## TASK GOAL
Exactly reproduce the lines that follow.

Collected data

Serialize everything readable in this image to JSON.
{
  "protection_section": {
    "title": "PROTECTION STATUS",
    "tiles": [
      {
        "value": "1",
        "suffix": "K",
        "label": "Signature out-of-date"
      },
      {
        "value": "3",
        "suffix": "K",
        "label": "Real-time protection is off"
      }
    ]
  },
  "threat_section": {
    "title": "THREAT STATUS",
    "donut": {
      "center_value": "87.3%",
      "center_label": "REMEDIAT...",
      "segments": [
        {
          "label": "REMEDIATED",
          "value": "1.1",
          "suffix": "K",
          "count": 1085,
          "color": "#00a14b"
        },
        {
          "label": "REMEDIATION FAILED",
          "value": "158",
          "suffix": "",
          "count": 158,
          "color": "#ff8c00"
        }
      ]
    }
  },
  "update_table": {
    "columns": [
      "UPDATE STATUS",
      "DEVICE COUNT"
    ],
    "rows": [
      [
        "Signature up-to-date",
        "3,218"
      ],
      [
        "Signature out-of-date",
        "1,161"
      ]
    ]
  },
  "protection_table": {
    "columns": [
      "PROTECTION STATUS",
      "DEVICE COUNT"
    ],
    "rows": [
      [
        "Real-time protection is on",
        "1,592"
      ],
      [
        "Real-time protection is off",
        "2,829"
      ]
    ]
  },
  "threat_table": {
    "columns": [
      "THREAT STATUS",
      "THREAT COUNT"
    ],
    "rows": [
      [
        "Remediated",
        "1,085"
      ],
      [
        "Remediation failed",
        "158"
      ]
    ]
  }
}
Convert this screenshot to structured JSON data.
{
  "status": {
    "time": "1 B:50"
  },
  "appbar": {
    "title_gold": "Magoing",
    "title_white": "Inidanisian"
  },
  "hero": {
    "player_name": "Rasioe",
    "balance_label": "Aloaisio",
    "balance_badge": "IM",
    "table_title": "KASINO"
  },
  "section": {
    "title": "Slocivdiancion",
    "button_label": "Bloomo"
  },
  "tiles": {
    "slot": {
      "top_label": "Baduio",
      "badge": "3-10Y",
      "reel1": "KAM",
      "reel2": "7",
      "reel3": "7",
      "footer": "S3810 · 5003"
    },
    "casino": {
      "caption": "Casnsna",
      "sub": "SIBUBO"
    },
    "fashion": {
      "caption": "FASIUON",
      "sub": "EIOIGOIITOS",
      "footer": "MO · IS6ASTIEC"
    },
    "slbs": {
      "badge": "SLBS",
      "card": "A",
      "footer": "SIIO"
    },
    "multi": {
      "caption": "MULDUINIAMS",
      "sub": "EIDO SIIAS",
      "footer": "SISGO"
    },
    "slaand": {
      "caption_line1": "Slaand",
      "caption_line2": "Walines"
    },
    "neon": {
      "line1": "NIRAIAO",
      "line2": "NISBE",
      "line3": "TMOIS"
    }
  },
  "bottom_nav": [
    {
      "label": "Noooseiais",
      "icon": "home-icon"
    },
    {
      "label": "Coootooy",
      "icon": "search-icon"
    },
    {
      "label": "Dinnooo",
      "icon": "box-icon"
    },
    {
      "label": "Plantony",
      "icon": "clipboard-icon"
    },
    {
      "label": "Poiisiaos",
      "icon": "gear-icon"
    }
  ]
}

## SOLVED EXERCISE
Serialize everything readable in this image to JSON.
{
  "protection_section": {
    "title": "PROTECTION STATUS",
    "tiles": [
      {
        "value": "1",
        "suffix": "K",
        "label": "Signature out-of-date"
      },
      {
        "value": "3",
        "suffix": "K",
        "label": "Real-time protection is off"
      }
    ]
  },
  "threat_section": {
    "title": "THREAT STATUS",
    "donut": {
      "center_value": "87.3%",
      "center_label": "REMEDIAT...",
      "segments": [
        {
          "label": "REMEDIATED",
          "value": "1.1",
          "suffix": "K",
          "count": 1085,
          "color": "#00a14b"
        },
        {
          "label": "REMEDIATION FAILED",
          "value": "158",
          "suffix": "",
          "count": 158,
          "color": "#ff8c00"
        }
      ]
    }
  },
  "update_table": {
    "columns": [
      "UPDATE STATUS",
      "DEVICE COUNT"
    ],
    "rows": [
      [
        "Signature up-to-date",
        "3,218"
      ],
      [
        "Signature out-of-date",
        "1,161"
      ]
    ]
  },
  "protection_table": {
    "columns": [
      "PROTECTION STATUS",
      "DEVICE COUNT"
    ],
    "rows": [
      [
        "Real-time protection is on",
        "1,592"
      ],
      [
        "Real-time protection is off",
        "2,829"
      ]
    ]
  },
  "threat_table": {
    "columns": [
      "THREAT STATUS",
      "THREAT COUNT"
    ],
    "rows": [
      [
        "Remediated",
        "1,085"
      ],
      [
        "Remediation failed",
        "158"
      ]
    ]
  }
}
Convert this screenshot to structured JSON data.
{
  "status": {
    "time": "1 B:50"
  },
  "appbar": {
    "title_gold": "Magoing",
    "title_white": "Inidanisian"
  },
  "hero": {
    "player_name": "Rasioe",
    "balance_label": "Aloaisio",
    "balance_badge": "IM",
    "table_title": "KASINO"
  },
  "section": {
    "title": "Slocivdiancion",
    "button_label": "Bloomo"
  },
  "tiles": {
    "slot": {
      "top_label": "Baduio",
      "badge": "3-10Y",
      "reel1": "KAM",
      "reel2": "7",
      "reel3": "7",
      "footer": "S3810 · 5003"
    },
    "casino": {
      "caption": "Casnsna",
      "sub": "SIBUBO"
    },
    "fashion": {
      "caption": "FASIUON",
      "sub": "EIOIGOIITOS",
      "footer": "MO · IS6ASTIEC"
    },
    "slbs": {
      "badge": "SLBS",
      "card": "A",
      "footer": "SIIO"
    },
    "multi": {
      "caption": "MULDUINIAMS",
      "sub": "EIDO SIIAS",
      "footer": "SISGO"
    },
    "slaand": {
      "caption_line1": "Slaand",
      "caption_line2": "Walines"
    },
    "neon": {
      "line1": "NIRAIAO",
      "line2": "NISBE",
      "line3": "TMOIS"
    }
  },
  "bottom_nav": [
    {
      "label": "Noooseiais",
      "icon": "home-icon"
    },
    {
      "label": "Coootooy",
      "icon": "search-icon"
    },
    {
      "label": "Dinnooo",
      "icon": "box-icon"
    },
    {
      "label": "Plantony",
      "icon": "clipboard-icon"
    },
    {
      "label": "Poiisiaos",
      "icon": "gear-icon"
    }
  ]
}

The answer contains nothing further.